▶ Extracted text:
——
Interface Chunker

All Known Implementing Classes:
Chunker.FailingChunker, FixedLengthChunker, SentenceChunker

public interface Chunker
A chunker converts splits a text string into multiple smaller strings (chunks). This is typically used for large pieces of text that should be split into many chunks for vector embedding.
Author:
bratseth
  • Field Details

    • defaultChunkerId

      static final String defaultChunkerId
      ID of chunker when none is explicitly given
      See Also:
    • throwsOnUse

      static final Chunker throwsOnUse
      An instance of this which throws IllegalStateException if attempted used
  • Method Details

    • asMap

      default Map<String,Chunker> asMap()
      Returns this chunker instance as a map with the default chunked name
    • asMap

      default Map<String,Chunker> asMap(String name)
——
▶ Listed records:
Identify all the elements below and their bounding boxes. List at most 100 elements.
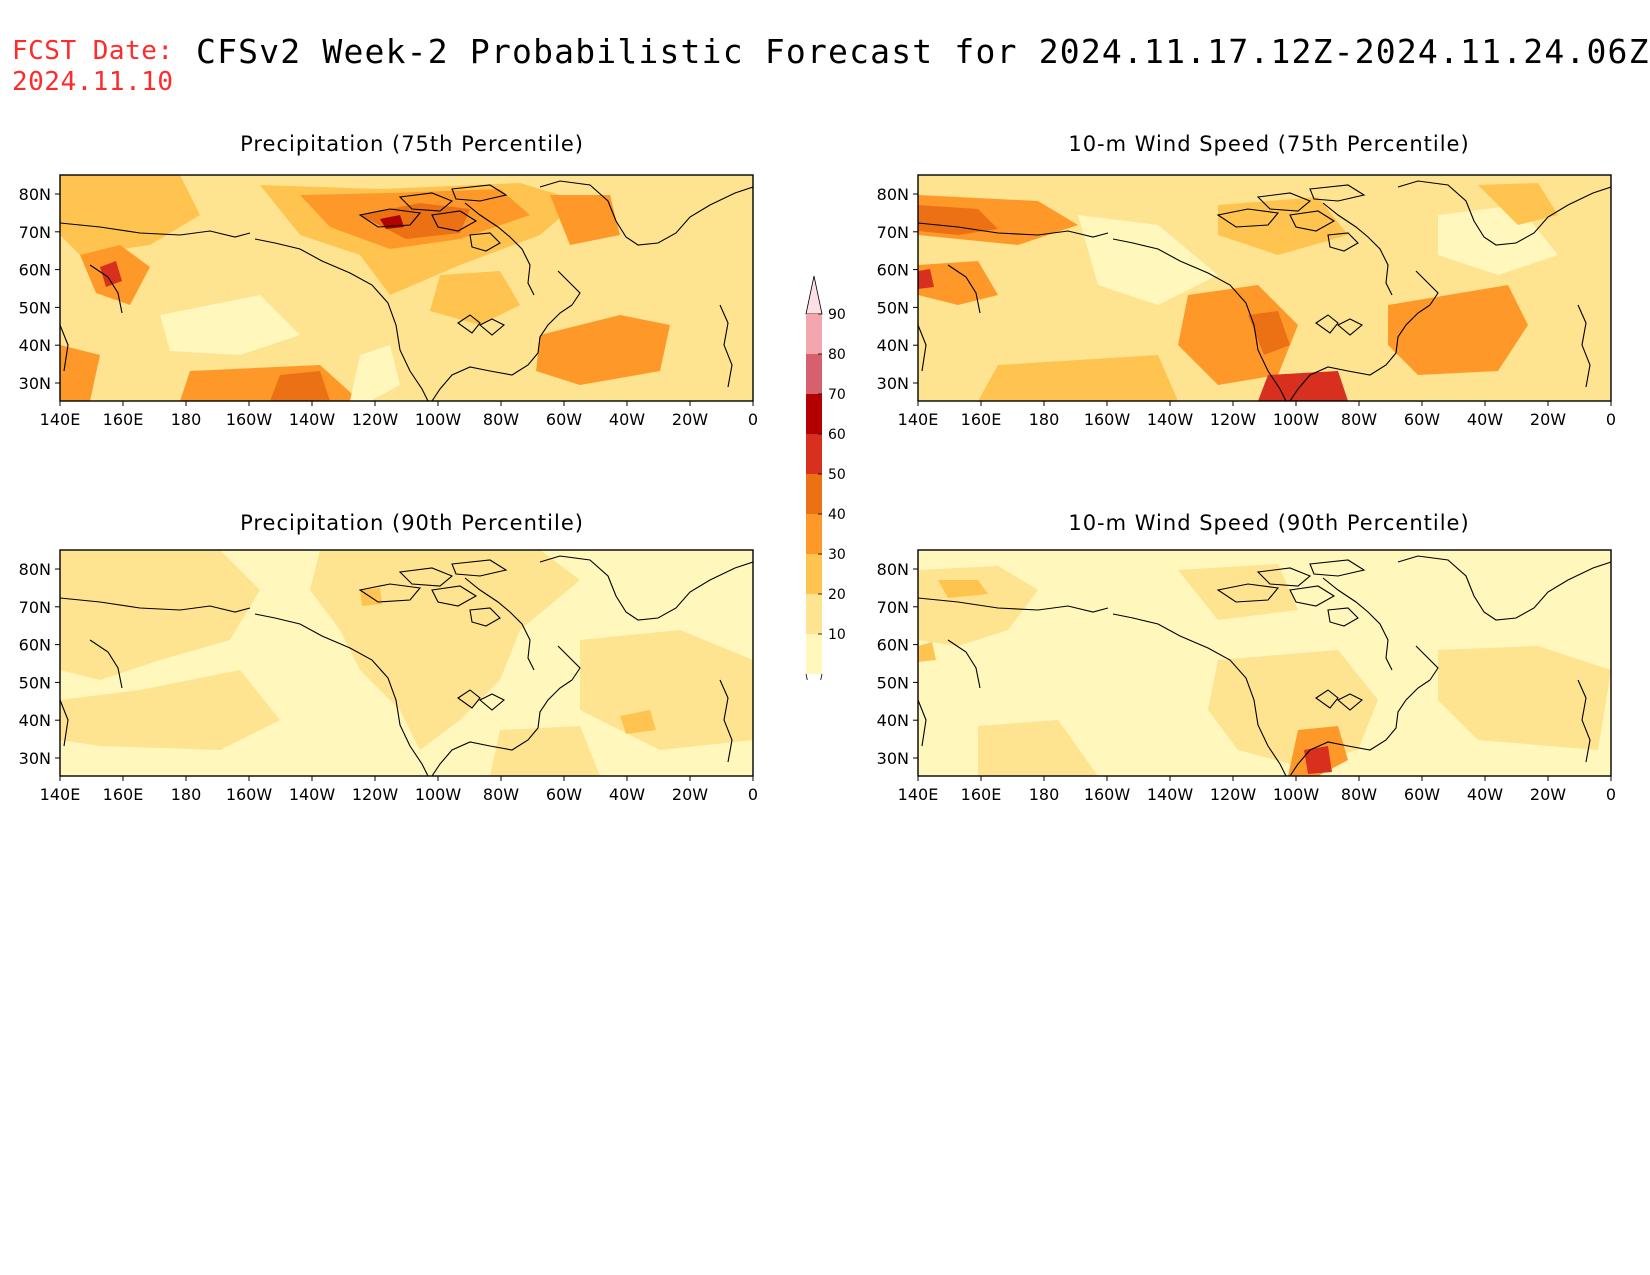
lon-label: 180 [171,410,202,429]
probability-contour-fill [1178,564,1298,620]
lon-label: 100W [1273,785,1320,804]
lat-label: 60N [877,261,909,280]
coastline [557,645,581,681]
probability-contour-fill [270,371,330,401]
panel-title-precip-75: Precipitation (75th Percentile) [240,132,584,156]
coastline [918,222,1109,238]
lon-label: 0 [748,410,758,429]
lat-label: 50N [877,673,909,692]
map-panel-precip-90: 80N 70N 60N 50N 40N 30N 140E 160E 180 160W 140W 120… [19,549,758,804]
coastline [1256,567,1312,587]
probability-contour-fill [1304,746,1332,774]
coastline [1327,232,1359,252]
lon-label: 60W [1404,410,1440,429]
coastline [947,264,981,314]
lat-label: 30N [19,374,51,393]
probability-contour-fill [550,195,620,245]
lat-label: 50N [19,298,51,317]
panel-title-wind-75: 10-m Wind Speed (75th Percentile) [1068,132,1470,156]
lon-label: 120W [1210,410,1257,429]
coastline [1112,613,1287,776]
coastline [1337,693,1363,711]
lat-label: 30N [19,749,51,768]
colorbar-underflow-triangle [805,673,823,680]
coastline [1397,180,1611,246]
coastline [1309,559,1366,577]
probability-contour-fill [978,355,1178,401]
lon-label: 180 [1029,410,1060,429]
lat-label: 80N [877,560,909,579]
coastline [1289,304,1431,401]
lon-label: 0 [1606,410,1616,429]
lon-label: 40W [609,785,645,804]
lat-label: 30N [877,749,909,768]
coastline [1315,689,1339,709]
coastline [358,583,422,603]
lat-label: 50N [19,673,51,692]
coastline [539,180,753,246]
colorbar-label: 60 [828,427,846,443]
lon-label: 120W [352,785,399,804]
coastline [1289,585,1336,607]
coastline [451,559,508,577]
lon-label: 140W [289,410,336,429]
map-frame [917,174,1612,402]
colorbar-label: 70 [828,387,846,403]
lat-label: 50N [877,298,909,317]
colorbar-overflow-triangle [805,275,823,315]
coastline [60,324,69,372]
coastline [451,184,508,202]
coastline [60,597,251,613]
panel-title-precip-90: Precipitation (90th Percentile) [240,511,584,535]
lon-label: 140W [1147,785,1194,804]
probability-contour-fill [918,269,934,289]
lon-label: 100W [415,785,462,804]
colorbar-segment [806,474,822,514]
probability-contour-fill [918,205,998,235]
lon-label: 0 [1606,785,1616,804]
lat-label: 70N [877,223,909,242]
lat-label: 80N [19,560,51,579]
probability-contour-fill [938,580,988,598]
map-frame [917,549,1612,777]
forecast-date-value: 2024.11.10 [12,67,174,97]
coastline [60,699,69,747]
probability-contour-fill [490,726,600,776]
lat-label: 30N [877,374,909,393]
lon-label: 180 [171,785,202,804]
coastline [557,270,581,306]
lat-label: 60N [877,636,909,655]
coastline [1577,679,1591,763]
colorbar-legend: 10 20 30 40 50 60 70 80 90 [805,275,846,680]
lon-label: 20W [1530,785,1566,804]
colorbar-label: 20 [828,587,846,603]
probability-contour-fill [1438,646,1611,750]
map-panel-precip-75: 80N 70N 60N 50N 40N 30N 140E 160E 180 160W 140W 120… [19,174,758,429]
lat-label: 70N [19,598,51,617]
colorbar-segment [806,354,822,394]
lon-label: 40W [1467,785,1503,804]
coastline [947,639,981,689]
lon-label: 160W [1084,410,1131,429]
coastline [1397,555,1611,621]
lat-label: 80N [877,185,909,204]
probability-contour-fill [1388,285,1528,375]
coastline [89,264,123,314]
lon-label: 0 [748,785,758,804]
lon-label: 140E [40,785,81,804]
lon-label: 160E [103,785,144,804]
lon-label: 160W [226,410,273,429]
probability-contour-fill [430,271,520,325]
probability-contour-fill [160,295,300,355]
lon-label: 120W [1210,785,1257,804]
coastline [918,699,927,747]
lon-label: 140E [898,785,939,804]
coastline [1577,304,1591,388]
lon-label: 20W [672,785,708,804]
coastline [431,585,478,607]
lon-label: 160E [961,410,1002,429]
lon-label: 80W [1341,410,1377,429]
probability-contour-fill [60,550,260,680]
coastline [1415,270,1439,306]
coastline [1112,238,1287,401]
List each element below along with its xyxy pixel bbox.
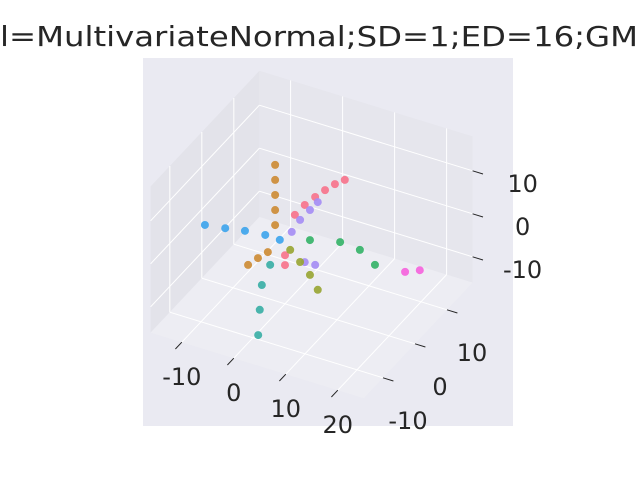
- z-tick-label: 10: [507, 170, 538, 198]
- grid-line: [181, 226, 291, 343]
- tick-mark: [472, 256, 484, 261]
- point: [263, 248, 272, 257]
- grid-line: [169, 311, 384, 379]
- tick-mark: [446, 309, 458, 314]
- point: [240, 226, 249, 235]
- grid-line: [259, 104, 473, 172]
- point: [300, 200, 309, 209]
- x-tick-label: 20: [323, 411, 354, 439]
- point: [336, 238, 345, 247]
- point: [255, 305, 264, 314]
- pane-left: [150, 70, 260, 333]
- tick-mark: [175, 341, 183, 350]
- grid-line: [150, 104, 260, 222]
- grid-line: [285, 258, 395, 375]
- grid-line: [233, 242, 343, 359]
- tick-mark: [472, 213, 484, 218]
- point: [340, 175, 349, 184]
- point: [296, 258, 305, 266]
- point: [296, 215, 305, 224]
- point: [275, 235, 284, 244]
- point: [305, 206, 314, 214]
- point: [313, 285, 322, 294]
- z-tick-label: -10: [503, 256, 542, 284]
- tick-mark: [227, 357, 235, 366]
- x-tick-label: 10: [271, 395, 302, 423]
- grid-line: [150, 147, 260, 265]
- point: [313, 198, 322, 207]
- z-tick-label: 0: [515, 213, 530, 241]
- point: [253, 254, 262, 263]
- point: [271, 175, 280, 184]
- tick-mark: [279, 373, 287, 382]
- chart-title: l=MultivariateNormal;SD=1;ED=16;GM: [0, 20, 638, 53]
- point: [281, 251, 289, 260]
- point: [271, 206, 280, 215]
- point: [290, 210, 299, 219]
- tick-mark: [382, 377, 394, 382]
- point: [401, 267, 410, 276]
- point: [200, 220, 209, 229]
- grid-line: [259, 147, 473, 215]
- tick-mark: [331, 389, 339, 398]
- grid-line: [201, 277, 416, 345]
- y-tick-label: -10: [388, 407, 427, 435]
- point: [305, 270, 314, 279]
- point: [355, 245, 364, 254]
- grid-line: [337, 274, 447, 391]
- point: [271, 221, 280, 230]
- grid-line: [150, 190, 260, 308]
- point: [266, 260, 275, 269]
- grid-line: [259, 190, 473, 258]
- point: [286, 245, 295, 254]
- point: [271, 190, 280, 199]
- point: [415, 266, 424, 275]
- point: [254, 331, 263, 340]
- point: [370, 260, 379, 269]
- x-tick-label: 0: [226, 379, 241, 407]
- pane-back: [259, 70, 473, 283]
- x-tick-label: -10: [162, 363, 201, 391]
- point: [271, 160, 280, 169]
- point: [257, 281, 266, 290]
- tick-mark: [414, 343, 426, 348]
- pane-floor: [150, 217, 473, 399]
- tick-mark: [472, 170, 484, 175]
- point: [287, 227, 296, 236]
- point: [321, 186, 330, 195]
- point: [221, 224, 230, 233]
- point: [281, 261, 289, 270]
- point: [330, 180, 339, 189]
- point: [311, 260, 320, 269]
- point: [261, 230, 270, 239]
- y-tick-label: 10: [457, 339, 488, 367]
- point: [244, 260, 253, 269]
- point: [305, 236, 314, 245]
- y-tick-label: 0: [432, 373, 447, 401]
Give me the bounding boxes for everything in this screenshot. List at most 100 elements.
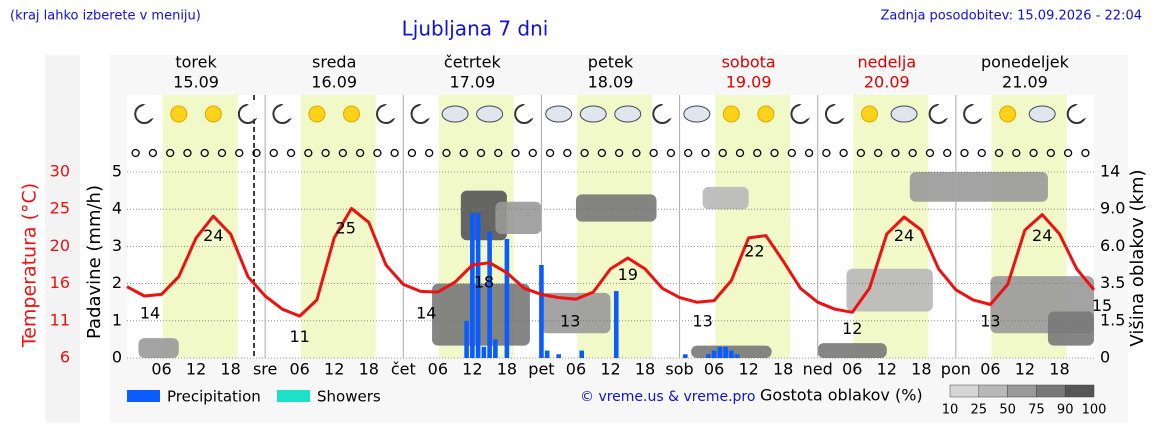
menu-note[interactable]: (kraj lahko izberete v meniju)	[10, 9, 201, 24]
cloud-legend-swatch	[1064, 384, 1095, 398]
wind-calm	[390, 148, 399, 158]
cloud-icon	[441, 105, 469, 123]
precip-bar	[613, 291, 619, 358]
wind-calm	[425, 148, 434, 158]
cloud-cell	[495, 201, 542, 234]
precip-bar	[464, 320, 469, 358]
cloud-axis-label: Višina oblakov (km)	[1127, 169, 1148, 346]
wind-calm	[286, 148, 296, 158]
temp-extreme-label: 24	[1032, 226, 1052, 245]
daylight	[162, 95, 238, 358]
cloud-icon	[545, 105, 573, 123]
precip-bar	[729, 350, 734, 358]
wind-calm	[787, 148, 796, 158]
wind-calm	[442, 148, 451, 158]
x-tick-label: 12	[1015, 360, 1035, 379]
day-date: 21.09	[1002, 73, 1048, 92]
cloud-legend-level: 90	[1057, 403, 1074, 418]
cloud-icon	[1028, 105, 1056, 123]
legend-label: Showers	[317, 388, 381, 406]
cloud-cell	[702, 186, 749, 210]
wind-calm	[874, 148, 883, 158]
precip-tick-label: 4	[112, 199, 122, 218]
precip-tick-label: 0	[112, 348, 122, 367]
cloud-cell	[575, 194, 657, 222]
day-name: petek	[588, 53, 634, 72]
wind-calm	[701, 148, 710, 158]
cloud-cell	[817, 343, 887, 358]
day-name: četrtek	[444, 53, 502, 72]
x-tick-label: 18	[359, 360, 379, 379]
sun-icon	[342, 105, 360, 123]
wind-calm	[321, 148, 330, 158]
cloud-legend-swatch	[949, 384, 980, 398]
wind-calm	[580, 148, 589, 158]
day-date: 20.09	[864, 73, 910, 92]
wind-calm	[753, 148, 762, 158]
x-tick-label: 18	[773, 360, 793, 379]
temp-tick-label: 25	[50, 199, 70, 218]
cloud-cell	[432, 283, 530, 346]
temp-extreme-label: 13	[560, 311, 580, 330]
precip-bar	[723, 346, 728, 358]
x-tick-label: 06	[151, 360, 171, 379]
wind-calm	[666, 148, 676, 158]
cloud-cell	[1047, 311, 1094, 346]
sun-icon	[757, 105, 775, 123]
wind-calm	[1063, 148, 1073, 158]
precip-tick-label: 2	[112, 273, 122, 292]
x-tick-label: pet	[528, 360, 554, 379]
precip-bar	[579, 350, 585, 358]
x-tick-label: 18	[635, 360, 655, 379]
precip-bar	[504, 238, 510, 358]
wind-calm	[977, 148, 986, 158]
wind-calm	[804, 148, 814, 158]
x-tick-label: 18	[497, 360, 517, 379]
cloud-legend-level: 50	[999, 403, 1016, 418]
x-tick-label: pon	[941, 360, 971, 379]
x-tick-label: 06	[980, 360, 1000, 379]
precip-bar	[711, 350, 717, 358]
x-tick-label: 18	[220, 360, 240, 379]
wind-calm	[235, 148, 244, 158]
cloud-cell	[909, 172, 1048, 202]
temp-extreme-label: 19	[618, 265, 638, 284]
update-time: Zadnja posodobitev: 15.09.2026 - 22:04	[880, 9, 1142, 24]
precip-bar	[717, 346, 723, 358]
precip-bar	[706, 354, 711, 358]
wind-calm	[839, 148, 848, 158]
wind-calm	[925, 148, 935, 158]
precip-bar	[683, 354, 688, 358]
precip-axis-label: Padavine (mm/h)	[84, 185, 105, 339]
x-tick-label: 12	[877, 360, 897, 379]
credit: © vreme.us & vreme.pro	[580, 389, 755, 405]
wind-calm	[217, 148, 227, 158]
day-name: torek	[175, 53, 217, 72]
cloud-legend-level: 100	[1082, 403, 1107, 418]
wind-calm	[407, 148, 417, 158]
wind-calm	[476, 148, 486, 158]
wind-calm	[891, 148, 900, 158]
wind-calm	[511, 148, 520, 158]
legend-label: Precipitation	[167, 388, 261, 406]
cloud-tick-label: 9.0	[1100, 199, 1125, 218]
x-tick-label: 12	[186, 360, 206, 379]
moon-cut	[383, 103, 400, 119]
cloud-cell	[138, 338, 179, 358]
wind-calm	[166, 148, 175, 158]
moon-cut	[797, 103, 814, 119]
x-tick-label: 06	[704, 360, 724, 379]
cloud-cell	[541, 292, 611, 334]
x-tick-label: 18	[911, 360, 931, 379]
moon-cut	[521, 103, 538, 119]
wind-calm	[960, 148, 969, 158]
cloud-tick-label: 14	[1100, 162, 1120, 181]
wind-calm	[304, 148, 313, 158]
moon-cut	[970, 103, 987, 119]
wind-calm	[373, 148, 382, 158]
wind-calm	[1029, 148, 1038, 158]
temp-extreme-label: 24	[894, 226, 914, 245]
temperature-line	[126, 206, 1096, 318]
cloud-legend-swatch	[1007, 384, 1037, 398]
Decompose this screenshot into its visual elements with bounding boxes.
——
▶ To do:
1. Write out the Chunker documentation from "All Known Implementing" up to and including "for vector embedding.".
2. Based on the Chunker documentation, answer yes or no to each statement, quoting the words that decide it: (a) SentenceChunker is one of the known implementing classes. (b) The throwsOnUse field throws IllegalArgumentException when someone tries to use it. (c) The asMap method with no arguments returns the chunker instance as a map with the default chunked name.
3. According to the Chunker documentation, what is a chunker typically used for?
Use only the Chunker documentation to respond, not the items.

▶ Outputs:
1.
All Known Implementing Classes:
Chunker.FailingChunker, FixedLengthChunker, SentenceChunker

public interface Chunker
A chunker converts splits a text string into multiple smaller strings (chunks). This is typically used for large pieces of text that should be split into many chunks for vector embedding.

2.
(a) Yes: "Chunker.FailingChunker, FixedLengthChunker, SentenceChunker"
(b) No: "An instance of this which throws IllegalStateException if attempted used"
(c) Yes: "Returns this chunker instance as a map with the default chunked name"

3. It is typically used for large pieces of text that should be split into many chunks for vector embedding.